▶ The request
Make an exact copy of all the data.

[Excerpt from a dataset]
□ □ □ □ □

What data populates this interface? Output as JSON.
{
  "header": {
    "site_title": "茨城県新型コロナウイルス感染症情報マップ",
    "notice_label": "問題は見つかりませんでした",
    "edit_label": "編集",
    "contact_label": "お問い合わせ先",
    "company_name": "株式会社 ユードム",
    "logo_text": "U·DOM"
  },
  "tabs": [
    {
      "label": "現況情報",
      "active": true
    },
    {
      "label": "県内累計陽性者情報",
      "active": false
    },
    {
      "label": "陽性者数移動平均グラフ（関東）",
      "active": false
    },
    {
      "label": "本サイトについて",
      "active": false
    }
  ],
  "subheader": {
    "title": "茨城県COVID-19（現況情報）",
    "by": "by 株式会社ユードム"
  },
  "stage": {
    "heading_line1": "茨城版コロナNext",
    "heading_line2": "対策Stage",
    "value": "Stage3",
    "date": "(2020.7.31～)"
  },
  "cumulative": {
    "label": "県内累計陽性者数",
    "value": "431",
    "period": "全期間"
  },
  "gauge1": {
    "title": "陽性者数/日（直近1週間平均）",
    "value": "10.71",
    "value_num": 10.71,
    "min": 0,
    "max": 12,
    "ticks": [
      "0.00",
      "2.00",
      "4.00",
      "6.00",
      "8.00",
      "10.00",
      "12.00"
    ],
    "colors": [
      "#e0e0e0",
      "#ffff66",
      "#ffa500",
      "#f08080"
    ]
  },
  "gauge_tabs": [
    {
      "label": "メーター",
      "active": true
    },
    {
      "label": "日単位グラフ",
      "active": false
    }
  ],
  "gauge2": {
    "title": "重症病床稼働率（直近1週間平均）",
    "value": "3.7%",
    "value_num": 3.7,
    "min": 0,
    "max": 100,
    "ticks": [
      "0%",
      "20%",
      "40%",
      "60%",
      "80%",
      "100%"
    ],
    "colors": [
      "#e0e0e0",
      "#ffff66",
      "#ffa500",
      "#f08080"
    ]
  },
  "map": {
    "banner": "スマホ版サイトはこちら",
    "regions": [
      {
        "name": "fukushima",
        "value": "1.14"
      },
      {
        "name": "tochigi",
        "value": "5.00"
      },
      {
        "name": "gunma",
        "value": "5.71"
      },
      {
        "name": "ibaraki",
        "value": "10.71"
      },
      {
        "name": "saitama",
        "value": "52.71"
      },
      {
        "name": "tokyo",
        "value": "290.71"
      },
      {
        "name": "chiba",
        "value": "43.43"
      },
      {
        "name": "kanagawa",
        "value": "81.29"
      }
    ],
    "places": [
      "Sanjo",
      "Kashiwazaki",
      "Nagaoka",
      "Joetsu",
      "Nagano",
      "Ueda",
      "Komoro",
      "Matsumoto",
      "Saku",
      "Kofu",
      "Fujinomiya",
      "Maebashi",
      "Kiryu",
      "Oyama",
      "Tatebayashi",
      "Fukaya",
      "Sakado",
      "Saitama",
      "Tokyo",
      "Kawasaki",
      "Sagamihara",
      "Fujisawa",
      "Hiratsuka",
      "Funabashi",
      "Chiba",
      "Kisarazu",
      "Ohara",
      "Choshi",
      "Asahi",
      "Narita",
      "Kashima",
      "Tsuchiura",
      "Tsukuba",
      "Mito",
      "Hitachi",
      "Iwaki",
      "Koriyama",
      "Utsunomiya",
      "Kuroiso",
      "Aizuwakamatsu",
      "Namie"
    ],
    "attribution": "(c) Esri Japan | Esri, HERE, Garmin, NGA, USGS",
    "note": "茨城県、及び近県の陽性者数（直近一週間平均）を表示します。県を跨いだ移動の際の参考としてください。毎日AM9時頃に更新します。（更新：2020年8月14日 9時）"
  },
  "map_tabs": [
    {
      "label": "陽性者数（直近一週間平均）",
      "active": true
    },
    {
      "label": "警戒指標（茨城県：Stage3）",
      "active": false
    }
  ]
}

□ □ □ □ □

▶ Output below
What data populates this interface? Output as JSON.
{
  "header": {
    "site_title": "茨城県新型コロナウイルス感染症情報マップ",
    "notice_label": "問題は見つかりませんでした",
    "edit_label": "編集",
    "contact_label": "お問い合わせ先",
    "company_name": "株式会社 ユードム",
    "logo_text": "U·DOM"
  },
  "tabs": [
    {
      "label": "現況情報",
      "active": true
    },
    {
      "label": "県内累計陽性者情報",
      "active": false
    },
    {
      "label": "陽性者数移動平均グラフ（関東）",
      "active": false
    },
    {
      "label": "本サイトについて",
      "active": false
    }
  ],
  "subheader": {
    "title": "茨城県COVID-19（現況情報）",
    "by": "by 株式会社ユードム"
  },
  "stage": {
    "heading_line1": "茨城版コロナNext",
    "heading_line2": "対策Stage",
    "value": "Stage3",
    "date": "(2020.7.31～)"
  },
  "cumulative": {
    "label": "県内累計陽性者数",
    "value": "431",
    "period": "全期間"
  },
  "gauge1": {
    "title": "陽性者数/日（直近1週間平均）",
    "value": "10.71",
    "value_num": 10.71,
    "min": 0,
    "max": 12,
    "ticks": [
      "0.00",
      "2.00",
      "4.00",
      "6.00",
      "8.00",
      "10.00",
      "12.00"
    ],
    "colors": [
      "#e0e0e0",
      "#ffff66",
      "#ffa500",
      "#f08080"
    ]
  },
  "gauge_tabs": [
    {
      "label": "メーター",
      "active": true
    },
    {
      "label": "日単位グラフ",
      "active": false
    }
  ],
  "gauge2": {
    "title": "重症病床稼働率（直近1週間平均）",
    "value": "3.7%",
    "value_num": 3.7,
    "min": 0,
    "max": 100,
    "ticks": [
      "0%",
      "20%",
      "40%",
      "60%",
      "80%",
      "100%"
    ],
    "colors": [
      "#e0e0e0",
      "#ffff66",
      "#ffa500",
      "#f08080"
    ]
  },
  "map": {
    "banner": "スマホ版サイトはこちら",
    "regions": [
      {
        "name": "fukushima",
        "value": "1.14"
      },
      {
        "name": "tochigi",
        "value": "5.00"
      },
      {
        "name": "gunma",
        "value": "5.71"
      },
      {
        "name": "ibaraki",
        "value": "10.71"
      },
      {
        "name": "saitama",
        "value": "52.71"
      },
      {
        "name": "tokyo",
        "value": "290.71"
      },
      {
        "name": "chiba",
        "value": "43.43"
      },
      {
        "name": "kanagawa",
        "value": "81.29"
      }
    ],
    "places": [
      "Sanjo",
      "Kashiwazaki",
      "Nagaoka",
      "Joetsu",
      "Nagano",
      "Ueda",
      "Komoro",
      "Matsumoto",
      "Saku",
      "Kofu",
      "Fujinomiya",
      "Maebashi",
      "Kiryu",
      "Oyama",
      "Tatebayashi",
      "Fukaya",
      "Sakado",
      "Saitama",
      "Tokyo",
      "Kawasaki",
      "Sagamihara",
      "Fujisawa",
      "Hiratsuka",
      "Funabashi",
      "Chiba",
      "Kisarazu",
      "Ohara",
      "Choshi",
      "Asahi",
      "Narita",
      "Kashima",
      "Tsuchiura",
      "Tsukuba",
      "Mito",
      "Hitachi",
      "Iwaki",
      "Koriyama",
      "Utsunomiya",
      "Kuroiso",
      "Aizuwakamatsu",
      "Namie"
    ],
    "attribution": "(c) Esri Japan | Esri, HERE, Garmin, NGA, USGS",
    "note": "茨城県、及び近県の陽性者数（直近一週間平均）を表示します。県を跨いだ移動の際の参考としてください。毎日AM9時頃に更新します。（更新：2020年8月14日 9時）"
  },
  "map_tabs": [
    {
      "label": "陽性者数（直近一週間平均）",
      "active": true
    },
    {
      "label": "警戒指標（茨城県：Stage3）",
      "active": false
    }
  ]
}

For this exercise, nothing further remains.